**GOAL**
Only the lines from the one with "Parse this screenshot: output" onward are wanted, through the last line of the entries, set down exactly.

[Data items]
────

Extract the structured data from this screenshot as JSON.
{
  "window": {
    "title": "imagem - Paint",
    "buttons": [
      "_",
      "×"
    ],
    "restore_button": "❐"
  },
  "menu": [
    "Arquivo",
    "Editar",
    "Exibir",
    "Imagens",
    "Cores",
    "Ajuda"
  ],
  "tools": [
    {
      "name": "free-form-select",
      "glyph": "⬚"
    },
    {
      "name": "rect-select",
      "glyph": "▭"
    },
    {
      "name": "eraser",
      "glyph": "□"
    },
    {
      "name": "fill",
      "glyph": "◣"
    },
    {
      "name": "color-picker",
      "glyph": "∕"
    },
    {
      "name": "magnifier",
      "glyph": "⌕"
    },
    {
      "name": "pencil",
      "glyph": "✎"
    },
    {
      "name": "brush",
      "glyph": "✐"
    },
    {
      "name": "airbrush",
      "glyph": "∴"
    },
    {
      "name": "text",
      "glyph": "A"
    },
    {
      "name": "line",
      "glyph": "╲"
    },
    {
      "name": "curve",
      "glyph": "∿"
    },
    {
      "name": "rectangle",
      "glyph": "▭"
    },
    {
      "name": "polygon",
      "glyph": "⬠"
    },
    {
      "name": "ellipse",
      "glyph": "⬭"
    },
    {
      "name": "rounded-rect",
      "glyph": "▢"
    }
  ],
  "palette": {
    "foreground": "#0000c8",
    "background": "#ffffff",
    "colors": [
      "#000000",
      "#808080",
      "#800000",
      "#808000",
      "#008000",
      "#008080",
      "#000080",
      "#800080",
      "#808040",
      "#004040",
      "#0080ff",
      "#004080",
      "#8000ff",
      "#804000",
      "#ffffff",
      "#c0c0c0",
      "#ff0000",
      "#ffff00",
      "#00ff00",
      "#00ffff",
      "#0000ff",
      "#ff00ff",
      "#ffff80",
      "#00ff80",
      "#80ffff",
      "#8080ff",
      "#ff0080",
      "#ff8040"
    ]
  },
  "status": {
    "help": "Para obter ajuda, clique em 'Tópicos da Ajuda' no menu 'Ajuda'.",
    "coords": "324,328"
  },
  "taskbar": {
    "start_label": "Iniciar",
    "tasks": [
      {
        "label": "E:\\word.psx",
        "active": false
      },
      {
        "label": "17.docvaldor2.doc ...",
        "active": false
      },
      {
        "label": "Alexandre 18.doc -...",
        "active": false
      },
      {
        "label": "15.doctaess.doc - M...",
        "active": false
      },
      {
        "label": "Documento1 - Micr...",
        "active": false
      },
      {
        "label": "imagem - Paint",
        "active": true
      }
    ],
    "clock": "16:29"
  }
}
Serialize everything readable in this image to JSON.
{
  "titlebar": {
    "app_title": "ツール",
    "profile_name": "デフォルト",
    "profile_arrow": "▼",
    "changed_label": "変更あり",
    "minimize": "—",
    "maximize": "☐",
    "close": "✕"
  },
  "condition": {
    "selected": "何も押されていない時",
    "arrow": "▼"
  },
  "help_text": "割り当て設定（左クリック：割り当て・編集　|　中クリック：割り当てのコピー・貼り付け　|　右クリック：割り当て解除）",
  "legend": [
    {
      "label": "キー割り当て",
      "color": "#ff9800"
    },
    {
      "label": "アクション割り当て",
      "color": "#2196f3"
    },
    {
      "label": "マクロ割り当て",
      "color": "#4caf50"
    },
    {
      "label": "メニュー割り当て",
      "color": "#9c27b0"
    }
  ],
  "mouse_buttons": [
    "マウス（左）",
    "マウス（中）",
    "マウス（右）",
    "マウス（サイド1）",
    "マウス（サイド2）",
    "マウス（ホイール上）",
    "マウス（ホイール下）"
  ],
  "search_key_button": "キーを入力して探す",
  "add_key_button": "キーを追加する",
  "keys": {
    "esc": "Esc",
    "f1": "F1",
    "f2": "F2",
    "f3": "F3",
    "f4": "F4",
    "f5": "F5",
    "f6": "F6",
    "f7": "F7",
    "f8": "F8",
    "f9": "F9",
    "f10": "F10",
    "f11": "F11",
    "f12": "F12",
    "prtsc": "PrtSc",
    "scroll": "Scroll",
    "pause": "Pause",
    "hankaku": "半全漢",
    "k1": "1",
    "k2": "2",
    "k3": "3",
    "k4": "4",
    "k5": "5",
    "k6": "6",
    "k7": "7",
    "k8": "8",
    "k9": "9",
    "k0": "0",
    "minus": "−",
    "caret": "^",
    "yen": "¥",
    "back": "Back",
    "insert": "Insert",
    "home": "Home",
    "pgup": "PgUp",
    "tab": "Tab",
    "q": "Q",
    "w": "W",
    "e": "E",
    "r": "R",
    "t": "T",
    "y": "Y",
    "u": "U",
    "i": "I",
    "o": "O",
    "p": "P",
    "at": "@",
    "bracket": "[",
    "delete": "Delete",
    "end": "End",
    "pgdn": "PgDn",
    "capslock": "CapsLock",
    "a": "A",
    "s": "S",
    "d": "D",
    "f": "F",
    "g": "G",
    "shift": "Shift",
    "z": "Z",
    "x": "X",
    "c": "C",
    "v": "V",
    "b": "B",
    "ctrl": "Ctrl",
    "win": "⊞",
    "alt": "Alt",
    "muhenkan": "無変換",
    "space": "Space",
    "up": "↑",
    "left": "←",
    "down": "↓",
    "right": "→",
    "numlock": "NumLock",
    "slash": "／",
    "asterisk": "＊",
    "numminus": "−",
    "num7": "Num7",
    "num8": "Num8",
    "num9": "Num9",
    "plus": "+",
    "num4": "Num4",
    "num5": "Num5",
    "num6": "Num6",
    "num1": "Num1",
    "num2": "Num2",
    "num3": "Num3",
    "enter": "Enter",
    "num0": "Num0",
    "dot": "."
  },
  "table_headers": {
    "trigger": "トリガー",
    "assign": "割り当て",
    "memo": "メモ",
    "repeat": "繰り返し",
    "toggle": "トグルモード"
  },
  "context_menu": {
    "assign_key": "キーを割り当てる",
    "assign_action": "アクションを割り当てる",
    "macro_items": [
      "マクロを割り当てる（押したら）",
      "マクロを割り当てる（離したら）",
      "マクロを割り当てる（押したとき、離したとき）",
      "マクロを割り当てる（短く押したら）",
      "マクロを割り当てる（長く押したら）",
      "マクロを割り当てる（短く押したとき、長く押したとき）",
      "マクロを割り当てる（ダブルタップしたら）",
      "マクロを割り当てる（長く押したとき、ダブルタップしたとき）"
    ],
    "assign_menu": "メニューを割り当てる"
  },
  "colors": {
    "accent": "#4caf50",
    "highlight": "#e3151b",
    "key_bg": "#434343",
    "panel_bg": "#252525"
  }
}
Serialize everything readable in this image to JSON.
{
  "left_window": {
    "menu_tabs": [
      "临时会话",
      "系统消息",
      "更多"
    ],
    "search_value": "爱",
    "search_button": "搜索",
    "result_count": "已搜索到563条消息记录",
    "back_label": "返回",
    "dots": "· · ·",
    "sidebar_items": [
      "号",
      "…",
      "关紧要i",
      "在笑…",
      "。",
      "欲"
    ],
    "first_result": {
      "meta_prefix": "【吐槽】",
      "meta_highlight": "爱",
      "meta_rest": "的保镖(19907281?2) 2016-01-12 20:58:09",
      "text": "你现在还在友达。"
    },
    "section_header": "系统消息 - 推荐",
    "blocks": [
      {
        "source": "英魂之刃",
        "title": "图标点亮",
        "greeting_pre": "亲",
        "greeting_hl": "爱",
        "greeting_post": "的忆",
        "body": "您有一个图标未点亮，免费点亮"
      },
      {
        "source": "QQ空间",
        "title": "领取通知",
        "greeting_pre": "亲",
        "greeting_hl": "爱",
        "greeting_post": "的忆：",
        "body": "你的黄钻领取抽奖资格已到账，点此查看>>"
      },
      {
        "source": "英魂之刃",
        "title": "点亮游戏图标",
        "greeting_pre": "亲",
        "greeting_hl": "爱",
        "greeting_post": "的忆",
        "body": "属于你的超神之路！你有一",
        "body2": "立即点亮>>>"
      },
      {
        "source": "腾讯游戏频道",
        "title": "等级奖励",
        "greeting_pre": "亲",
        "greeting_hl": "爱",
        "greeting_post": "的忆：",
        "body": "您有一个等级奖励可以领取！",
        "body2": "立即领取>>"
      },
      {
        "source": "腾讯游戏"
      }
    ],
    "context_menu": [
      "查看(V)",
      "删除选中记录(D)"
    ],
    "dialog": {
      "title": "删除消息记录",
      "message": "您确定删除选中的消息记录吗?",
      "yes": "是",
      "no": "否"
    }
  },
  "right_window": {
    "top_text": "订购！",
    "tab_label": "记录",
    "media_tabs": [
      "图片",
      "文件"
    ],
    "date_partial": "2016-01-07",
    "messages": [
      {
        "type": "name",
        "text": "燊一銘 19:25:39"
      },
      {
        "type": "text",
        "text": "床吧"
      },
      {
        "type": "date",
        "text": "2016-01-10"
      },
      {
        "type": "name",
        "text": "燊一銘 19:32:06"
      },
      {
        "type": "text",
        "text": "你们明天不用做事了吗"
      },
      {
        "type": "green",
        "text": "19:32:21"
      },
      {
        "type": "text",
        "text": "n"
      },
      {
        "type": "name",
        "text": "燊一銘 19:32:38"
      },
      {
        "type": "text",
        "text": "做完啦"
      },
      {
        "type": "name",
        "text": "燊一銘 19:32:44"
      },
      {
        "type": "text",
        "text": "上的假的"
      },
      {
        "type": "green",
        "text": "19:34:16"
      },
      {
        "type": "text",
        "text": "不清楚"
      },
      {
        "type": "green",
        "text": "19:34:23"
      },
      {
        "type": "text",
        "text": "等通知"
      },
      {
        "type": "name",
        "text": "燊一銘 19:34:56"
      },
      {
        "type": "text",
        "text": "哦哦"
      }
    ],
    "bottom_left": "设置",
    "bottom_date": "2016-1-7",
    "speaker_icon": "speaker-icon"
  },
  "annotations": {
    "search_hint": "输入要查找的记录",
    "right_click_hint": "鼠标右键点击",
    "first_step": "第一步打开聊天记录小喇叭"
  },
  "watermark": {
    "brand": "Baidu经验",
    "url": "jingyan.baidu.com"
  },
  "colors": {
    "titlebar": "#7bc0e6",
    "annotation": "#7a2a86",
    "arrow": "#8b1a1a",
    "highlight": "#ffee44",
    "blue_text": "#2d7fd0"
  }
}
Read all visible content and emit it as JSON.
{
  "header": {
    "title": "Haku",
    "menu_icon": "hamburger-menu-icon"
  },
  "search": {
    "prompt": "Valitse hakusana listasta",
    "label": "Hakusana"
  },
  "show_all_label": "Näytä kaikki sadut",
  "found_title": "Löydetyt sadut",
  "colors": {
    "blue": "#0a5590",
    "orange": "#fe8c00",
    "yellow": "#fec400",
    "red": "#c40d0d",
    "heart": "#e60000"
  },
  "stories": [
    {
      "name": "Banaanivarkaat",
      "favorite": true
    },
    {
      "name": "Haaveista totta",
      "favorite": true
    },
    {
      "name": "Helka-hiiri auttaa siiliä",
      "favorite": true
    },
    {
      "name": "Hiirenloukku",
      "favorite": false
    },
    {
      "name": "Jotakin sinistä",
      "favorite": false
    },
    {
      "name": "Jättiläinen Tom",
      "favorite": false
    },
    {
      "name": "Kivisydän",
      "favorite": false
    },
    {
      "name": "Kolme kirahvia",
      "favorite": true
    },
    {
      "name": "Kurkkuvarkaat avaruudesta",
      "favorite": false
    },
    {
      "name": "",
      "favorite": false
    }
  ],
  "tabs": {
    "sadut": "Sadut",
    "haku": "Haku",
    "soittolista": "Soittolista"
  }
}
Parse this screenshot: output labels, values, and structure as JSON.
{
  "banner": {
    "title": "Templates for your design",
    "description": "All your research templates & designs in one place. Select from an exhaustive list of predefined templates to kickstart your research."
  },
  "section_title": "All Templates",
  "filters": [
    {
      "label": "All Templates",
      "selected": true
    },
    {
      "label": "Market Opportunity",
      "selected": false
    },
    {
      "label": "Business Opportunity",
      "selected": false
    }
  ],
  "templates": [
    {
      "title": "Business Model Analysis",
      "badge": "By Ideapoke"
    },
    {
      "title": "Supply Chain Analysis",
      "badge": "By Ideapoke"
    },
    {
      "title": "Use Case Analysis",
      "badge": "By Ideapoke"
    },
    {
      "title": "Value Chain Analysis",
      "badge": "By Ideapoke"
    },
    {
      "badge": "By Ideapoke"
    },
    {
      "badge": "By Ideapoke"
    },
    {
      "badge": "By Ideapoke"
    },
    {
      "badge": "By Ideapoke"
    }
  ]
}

────

**PROBLEM SOLUTION**
Parse this screenshot: output labels, values, and structure as JSON.
{
  "banner": {
    "title": "Templates for your design",
    "description": "All your research templates & designs in one place. Select from an exhaustive list of predefined templates to kickstart your research."
  },
  "section_title": "All Templates",
  "filters": [
    {
      "label": "All Templates",
      "selected": true
    },
    {
      "label": "Market Opportunity",
      "selected": false
    },
    {
      "label": "Business Opportunity",
      "selected": false
    }
  ],
  "templates": [
    {
      "title": "Business Model Analysis",
      "badge": "By Ideapoke"
    },
    {
      "title": "Supply Chain Analysis",
      "badge": "By Ideapoke"
    },
    {
      "title": "Use Case Analysis",
      "badge": "By Ideapoke"
    },
    {
      "title": "Value Chain Analysis",
      "badge": "By Ideapoke"
    },
    {
      "badge": "By Ideapoke"
    },
    {
      "badge": "By Ideapoke"
    },
    {
      "badge": "By Ideapoke"
    },
    {
      "badge": "By Ideapoke"
    }
  ]
}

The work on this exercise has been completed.